Work item
All lines in the entries below that hold "letter" make up the answer.

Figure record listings
----------------
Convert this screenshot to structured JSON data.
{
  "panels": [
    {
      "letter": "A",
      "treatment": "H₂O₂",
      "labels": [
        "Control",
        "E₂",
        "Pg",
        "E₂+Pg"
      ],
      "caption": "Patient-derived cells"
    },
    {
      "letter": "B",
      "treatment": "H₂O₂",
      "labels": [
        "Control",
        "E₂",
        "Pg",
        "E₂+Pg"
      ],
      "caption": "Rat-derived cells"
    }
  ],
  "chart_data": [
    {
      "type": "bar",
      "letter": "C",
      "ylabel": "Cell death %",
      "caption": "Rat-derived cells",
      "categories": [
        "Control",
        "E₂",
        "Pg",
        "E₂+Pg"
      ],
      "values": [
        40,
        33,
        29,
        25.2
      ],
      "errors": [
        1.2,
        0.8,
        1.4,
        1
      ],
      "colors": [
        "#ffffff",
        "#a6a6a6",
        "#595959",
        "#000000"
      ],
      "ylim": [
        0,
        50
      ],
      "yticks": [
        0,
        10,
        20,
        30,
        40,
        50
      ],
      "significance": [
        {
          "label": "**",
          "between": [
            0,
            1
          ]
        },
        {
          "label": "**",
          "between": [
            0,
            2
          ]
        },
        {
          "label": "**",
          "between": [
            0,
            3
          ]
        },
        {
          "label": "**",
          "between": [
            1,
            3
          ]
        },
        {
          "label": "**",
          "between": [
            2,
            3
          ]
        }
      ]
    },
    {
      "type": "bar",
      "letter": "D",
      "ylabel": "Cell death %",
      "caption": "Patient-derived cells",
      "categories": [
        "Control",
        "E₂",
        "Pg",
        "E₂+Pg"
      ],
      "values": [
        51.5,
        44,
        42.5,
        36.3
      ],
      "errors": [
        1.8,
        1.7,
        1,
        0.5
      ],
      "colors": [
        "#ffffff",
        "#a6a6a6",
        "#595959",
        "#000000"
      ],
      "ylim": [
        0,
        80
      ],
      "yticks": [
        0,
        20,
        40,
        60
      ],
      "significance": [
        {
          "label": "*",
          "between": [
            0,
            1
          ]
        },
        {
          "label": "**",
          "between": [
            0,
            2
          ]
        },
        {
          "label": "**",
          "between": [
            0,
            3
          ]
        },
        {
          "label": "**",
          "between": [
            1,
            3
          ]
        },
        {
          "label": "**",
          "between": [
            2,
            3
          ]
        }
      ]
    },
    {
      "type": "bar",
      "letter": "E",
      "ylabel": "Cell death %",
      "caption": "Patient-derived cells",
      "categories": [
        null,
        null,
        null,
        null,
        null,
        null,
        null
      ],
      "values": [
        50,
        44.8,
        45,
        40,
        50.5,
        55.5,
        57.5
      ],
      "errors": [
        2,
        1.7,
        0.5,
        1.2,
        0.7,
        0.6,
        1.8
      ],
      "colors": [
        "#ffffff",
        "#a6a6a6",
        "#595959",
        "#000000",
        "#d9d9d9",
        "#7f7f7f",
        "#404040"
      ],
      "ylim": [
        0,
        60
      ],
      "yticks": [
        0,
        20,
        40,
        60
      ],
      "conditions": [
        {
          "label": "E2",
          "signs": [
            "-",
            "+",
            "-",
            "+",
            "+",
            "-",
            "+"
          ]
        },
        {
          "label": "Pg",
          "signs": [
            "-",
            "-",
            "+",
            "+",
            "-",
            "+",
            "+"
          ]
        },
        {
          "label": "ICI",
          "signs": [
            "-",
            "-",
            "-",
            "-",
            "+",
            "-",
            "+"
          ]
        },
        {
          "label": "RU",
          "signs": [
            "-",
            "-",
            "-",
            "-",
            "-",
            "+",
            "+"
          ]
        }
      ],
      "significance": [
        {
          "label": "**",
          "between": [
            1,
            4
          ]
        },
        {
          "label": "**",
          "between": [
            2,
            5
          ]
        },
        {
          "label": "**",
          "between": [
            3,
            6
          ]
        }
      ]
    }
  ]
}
----------------
Answer section
      "letter": "A",
      "letter": "B",
      "letter": "C",
      "letter": "D",
      "letter": "E",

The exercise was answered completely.